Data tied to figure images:

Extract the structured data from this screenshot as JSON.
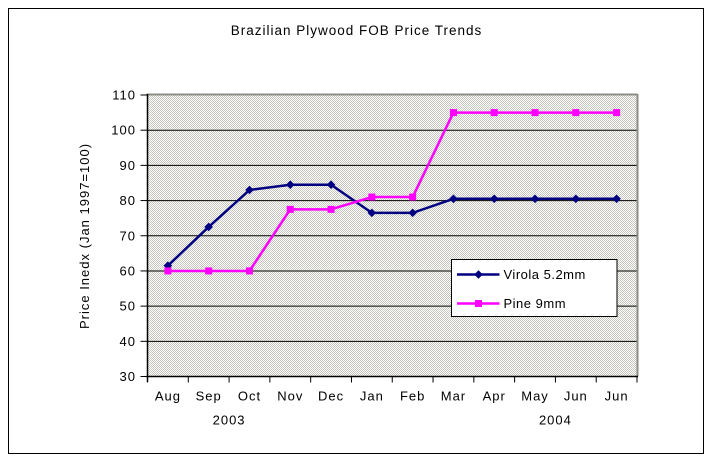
{
  "window": {
    "background": "#ffffff",
    "border_color": "#000000"
  },
  "chart_data": {
    "type": "line",
    "title": "Brazilian Plywood FOB Price Trends",
    "xlabel": "",
    "ylabel": "Price Inedx (Jan 1997=100)",
    "categories": [
      "Aug",
      "Sep",
      "Oct",
      "Nov",
      "Dec",
      "Jan",
      "Feb",
      "Mar",
      "Apr",
      "May",
      "Jun",
      "Jun"
    ],
    "year_labels": [
      {
        "label": "2003",
        "position_index": 1.5
      },
      {
        "label": "2004",
        "position_index": 9.5
      }
    ],
    "series": [
      {
        "name": "Virola 5.2mm",
        "color": "#000080",
        "marker": "diamond",
        "values": [
          61.5,
          72.5,
          83,
          84.5,
          84.5,
          76.5,
          76.5,
          80.5,
          80.5,
          80.5,
          80.5,
          80.5
        ]
      },
      {
        "name": "Pine 9mm",
        "color": "#ff00ff",
        "marker": "square",
        "values": [
          60,
          60,
          60,
          77.5,
          77.5,
          81,
          81,
          105,
          105,
          105,
          105,
          105
        ]
      }
    ],
    "ylim": [
      30,
      110
    ],
    "ytick_step": 10,
    "grid": true,
    "legend": {
      "position": "center-right",
      "background": "#ffffff",
      "border_color": "#000000"
    },
    "colors": {
      "plot_bg_checker": [
        "#ffffff",
        "#c6c6be"
      ],
      "plot_border": "#8c8c84",
      "axis": "#000000",
      "gridline": "#000000",
      "text": "#000000"
    }
  }
}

TASK TO COMPLETE:
Look through the entries and find each line that has the string "Price". Copy those lines.

REPLY:
    "title": "Brazilian Plywood FOB Price Trends",
    "ylabel": "Price Inedx (Jan 1997=100)",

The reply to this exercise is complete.